Large artery biomechanical, geometrical, and structural remodeling elicited by long-term propranolol administration in an animal model.

Abstract

Limited attention has been paid to the role of beta-adrenergic blocking agents on large artery function/structure, despite being clinically useful for treating many forms of cardiovascular disease. To assess long-term consequences of beta-blocker administration on the biomechanical properties, geometry, and histological structure of two major elastic arteries. Healthy male rats received water with their food, while beta-blockade was produced in rats by adding propranolol in their drinking water. The thoracic aorta and carotid artery were resected after three months for biomechanical (failure and inflation-extension) testing along with geometrical and histological evaluation. The thoracic aorta presented increased strength longitudinally in propranolol-treated than untreated rats, resulting from increased adventitial collagen content. The distensibility of carotid artery increased in propranolol-treated rats at low-to-physiologic pressures, resulting from decreased medial collagen content. Structural remodeling was characterized by reduced lumen diameter, wall mass, and thickness-to-radius ratio. The latter, together with the greater resorption of the media than adventitia, related with the measured opening angle decrease in propranolol-treated rats. The geometrical/biomechanical remodeling was mediated by the hemodynamic effects of propranolol treatment, namely the reduced blood flow, and served to normalize in vivo hoop stresses as well as vessel compliance.

***

→ TASK DESCRIPTION
According to the propranolol abstract, how long after treatment began were the thoracic aorta and carotid artery resected? The saved entries have no role in this exercise.

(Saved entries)
***

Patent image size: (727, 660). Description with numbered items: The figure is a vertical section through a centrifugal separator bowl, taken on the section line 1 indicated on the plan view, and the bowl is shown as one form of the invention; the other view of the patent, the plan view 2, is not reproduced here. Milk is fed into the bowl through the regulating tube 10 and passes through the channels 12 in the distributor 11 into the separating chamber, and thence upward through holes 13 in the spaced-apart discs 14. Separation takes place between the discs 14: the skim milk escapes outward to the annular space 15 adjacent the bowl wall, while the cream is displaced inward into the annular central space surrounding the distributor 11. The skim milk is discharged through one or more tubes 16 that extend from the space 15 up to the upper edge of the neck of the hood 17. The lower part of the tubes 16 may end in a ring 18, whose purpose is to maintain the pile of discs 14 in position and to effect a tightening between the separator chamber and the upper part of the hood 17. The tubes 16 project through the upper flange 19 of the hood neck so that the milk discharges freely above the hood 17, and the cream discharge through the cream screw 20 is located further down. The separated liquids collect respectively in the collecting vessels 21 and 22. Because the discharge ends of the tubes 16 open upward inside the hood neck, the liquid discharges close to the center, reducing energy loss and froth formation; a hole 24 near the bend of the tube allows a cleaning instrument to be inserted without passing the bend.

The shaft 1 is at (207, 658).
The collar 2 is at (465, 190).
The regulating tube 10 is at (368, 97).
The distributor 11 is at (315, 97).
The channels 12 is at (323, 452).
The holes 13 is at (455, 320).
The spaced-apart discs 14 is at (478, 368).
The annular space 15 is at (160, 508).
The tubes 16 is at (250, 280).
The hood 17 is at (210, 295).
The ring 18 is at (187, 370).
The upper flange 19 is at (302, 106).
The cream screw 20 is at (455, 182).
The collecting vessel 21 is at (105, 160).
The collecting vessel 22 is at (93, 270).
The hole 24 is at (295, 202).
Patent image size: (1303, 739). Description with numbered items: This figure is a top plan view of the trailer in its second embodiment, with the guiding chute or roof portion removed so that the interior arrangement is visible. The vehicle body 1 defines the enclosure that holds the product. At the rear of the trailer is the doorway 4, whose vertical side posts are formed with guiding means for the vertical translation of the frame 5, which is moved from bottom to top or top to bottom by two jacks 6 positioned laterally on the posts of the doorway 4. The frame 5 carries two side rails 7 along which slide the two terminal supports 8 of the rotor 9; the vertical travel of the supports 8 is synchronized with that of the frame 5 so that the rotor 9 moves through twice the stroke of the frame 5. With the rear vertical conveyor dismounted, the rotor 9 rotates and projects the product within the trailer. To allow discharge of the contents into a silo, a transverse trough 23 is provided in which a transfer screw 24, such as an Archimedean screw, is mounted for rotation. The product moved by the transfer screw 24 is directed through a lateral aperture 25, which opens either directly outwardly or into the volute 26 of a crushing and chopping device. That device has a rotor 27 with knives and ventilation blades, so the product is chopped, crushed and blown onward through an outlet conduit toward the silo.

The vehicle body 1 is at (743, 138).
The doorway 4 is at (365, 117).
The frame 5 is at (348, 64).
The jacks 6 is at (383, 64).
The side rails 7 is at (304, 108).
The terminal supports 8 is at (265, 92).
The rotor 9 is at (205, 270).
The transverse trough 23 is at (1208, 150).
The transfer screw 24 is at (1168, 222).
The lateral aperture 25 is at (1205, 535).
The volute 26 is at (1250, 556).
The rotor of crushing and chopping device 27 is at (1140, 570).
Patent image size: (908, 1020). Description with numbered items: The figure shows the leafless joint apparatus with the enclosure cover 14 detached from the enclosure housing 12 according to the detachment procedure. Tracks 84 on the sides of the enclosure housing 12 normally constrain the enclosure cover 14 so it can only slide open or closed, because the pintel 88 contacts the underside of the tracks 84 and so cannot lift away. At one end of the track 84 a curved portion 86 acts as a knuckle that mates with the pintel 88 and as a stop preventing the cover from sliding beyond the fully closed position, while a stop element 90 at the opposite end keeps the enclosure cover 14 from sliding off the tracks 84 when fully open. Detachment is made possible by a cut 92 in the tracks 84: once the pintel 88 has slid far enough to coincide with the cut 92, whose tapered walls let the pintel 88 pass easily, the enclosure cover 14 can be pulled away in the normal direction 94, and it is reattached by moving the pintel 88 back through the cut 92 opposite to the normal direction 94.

***

→ FINISHED TASK
After three months.